--- Start Records to use ---

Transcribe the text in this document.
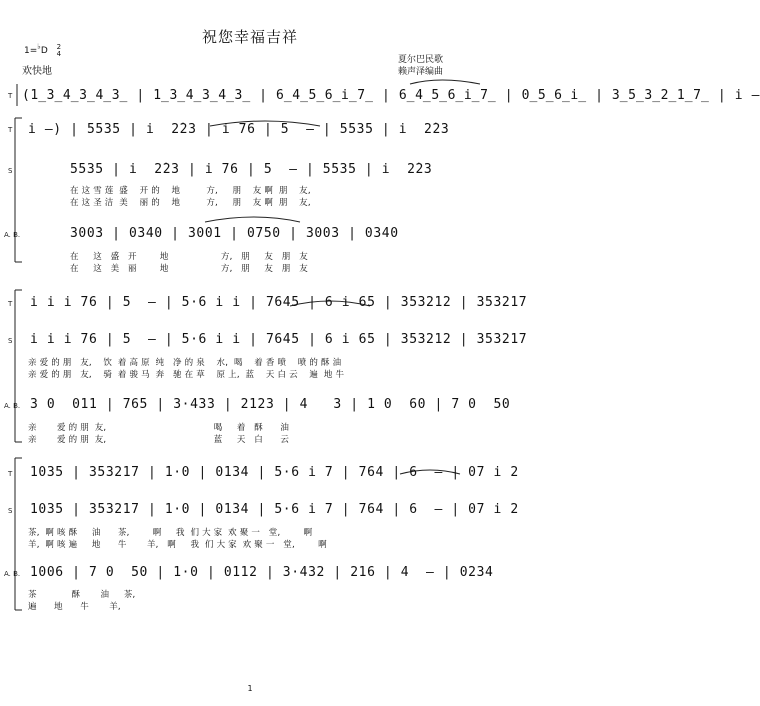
祝您幸福吉祥
1=♭D 2
4
欢快地
夏尔巴民歌
赖声泽编曲
T (1̲3̲4̲3̲4̲3̲ | 1̲3̲4̲3̲4̲3̲ | 6̲4̲5̲6̲i̲7̲ | 6̲4̲5̲6̲i̲7̲ | 0̲5̲6̲i̲ | 3̲5̲3̲2̲1̲7̲ | i –
T i –) | 5535 | i  2̇23 | i 76 | 5  – | 5535 | i  2̇23
S	5535 | i  2̇23 | i 76 | 5  – | 5535 | i  2̇23
在 这 雪 莲  盛    开 的    地         方,     朋    友 啊  朋    友,
在 这 圣 洁  美    丽 的    地         方,     朋    友 啊  朋    友,
A. B.	3003 | 0340 | 3001 | 0750 | 3003 | 0340
在     这   盛   开        地                  方,   朋     友   朋   友
在     这   美   丽        地                  方,   朋     友   朋   友
T i i i 76 | 5  – | 5·6 i i | 7645 | 6 i 65 | 353212 | 353217
S i i i 76 | 5  – | 5·6 i i | 7645 | 6 i 65 | 353212 | 353217
亲 爱 的 朋   友,    饮  着 高 原  纯   净 的 泉    水,  喝    着 香 喷    喷 的 酥 油
亲 爱 的 朋   友,    骑  着 骏 马  奔   驰 在 草    原 上,  蓝    天 白 云    遍  地 牛
A. B. 3 0  011 | 765 | 3·433 | 2123 | 4   3 | 1 0  60 | 7 0  50
亲       爱 的 朋  友,                                     喝     着   酥      油
亲       爱 的 朋  友,                                     蓝     天   白      云
T 1035 | 353217 | 1·0 | 0134 | 5·6 i 7 | 764 | 6  – | 07 i 2
S 1035 | 353217 | 1·0 | 0134 | 5·6 i 7 | 764 | 6  – | 07 i 2
茶,  啊 咳 酥     油      茶,        啊     我  们 大 家  欢 聚 一   堂,        啊
羊,  啊 咳 遍     地      牛       羊,   啊     我  们 大 家  欢 聚 一   堂,        啊
A. B. 1006 | 7 0  50 | 1·0 | 0112 | 3·432 | 216 | 4  – | 0234
茶            酥       油     茶,
遍      地      牛       羊,
1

--- End Records to use ---

* **What you need to do**: Exclude the images, then output the data above word for word.

* **Finished task**:
Transcribe the text in this document.
祝您幸福吉祥
1=♭D 2
4
欢快地
夏尔巴民歌
赖声泽编曲
T (1̲3̲4̲3̲4̲3̲ | 1̲3̲4̲3̲4̲3̲ | 6̲4̲5̲6̲i̲7̲ | 6̲4̲5̲6̲i̲7̲ | 0̲5̲6̲i̲ | 3̲5̲3̲2̲1̲7̲ | i –
T i –) | 5535 | i  2̇23 | i 76 | 5  – | 5535 | i  2̇23
S	5535 | i  2̇23 | i 76 | 5  – | 5535 | i  2̇23
在 这 雪 莲  盛    开 的    地         方,     朋    友 啊  朋    友,
在 这 圣 洁  美    丽 的    地         方,     朋    友 啊  朋    友,
A. B.	3003 | 0340 | 3001 | 0750 | 3003 | 0340
在     这   盛   开        地                  方,   朋     友   朋   友
在     这   美   丽        地                  方,   朋     友   朋   友
T i i i 76 | 5  – | 5·6 i i | 7645 | 6 i 65 | 353212 | 353217
S i i i 76 | 5  – | 5·6 i i | 7645 | 6 i 65 | 353212 | 353217
亲 爱 的 朋   友,    饮  着 高 原  纯   净 的 泉    水,  喝    着 香 喷    喷 的 酥 油
亲 爱 的 朋   友,    骑  着 骏 马  奔   驰 在 草    原 上,  蓝    天 白 云    遍  地 牛
A. B. 3 0  011 | 765 | 3·433 | 2123 | 4   3 | 1 0  60 | 7 0  50
亲       爱 的 朋  友,                                     喝     着   酥      油
亲       爱 的 朋  友,                                     蓝     天   白      云
T 1035 | 353217 | 1·0 | 0134 | 5·6 i 7 | 764 | 6  – | 07 i 2
S 1035 | 353217 | 1·0 | 0134 | 5·6 i 7 | 764 | 6  – | 07 i 2
茶,  啊 咳 酥     油      茶,        啊     我  们 大 家  欢 聚 一   堂,        啊
羊,  啊 咳 遍     地      牛       羊,   啊     我  们 大 家  欢 聚 一   堂,        啊
A. B. 1006 | 7 0  50 | 1·0 | 0112 | 3·432 | 216 | 4  – | 0234
茶            酥       油     茶,
遍      地      牛       羊,
1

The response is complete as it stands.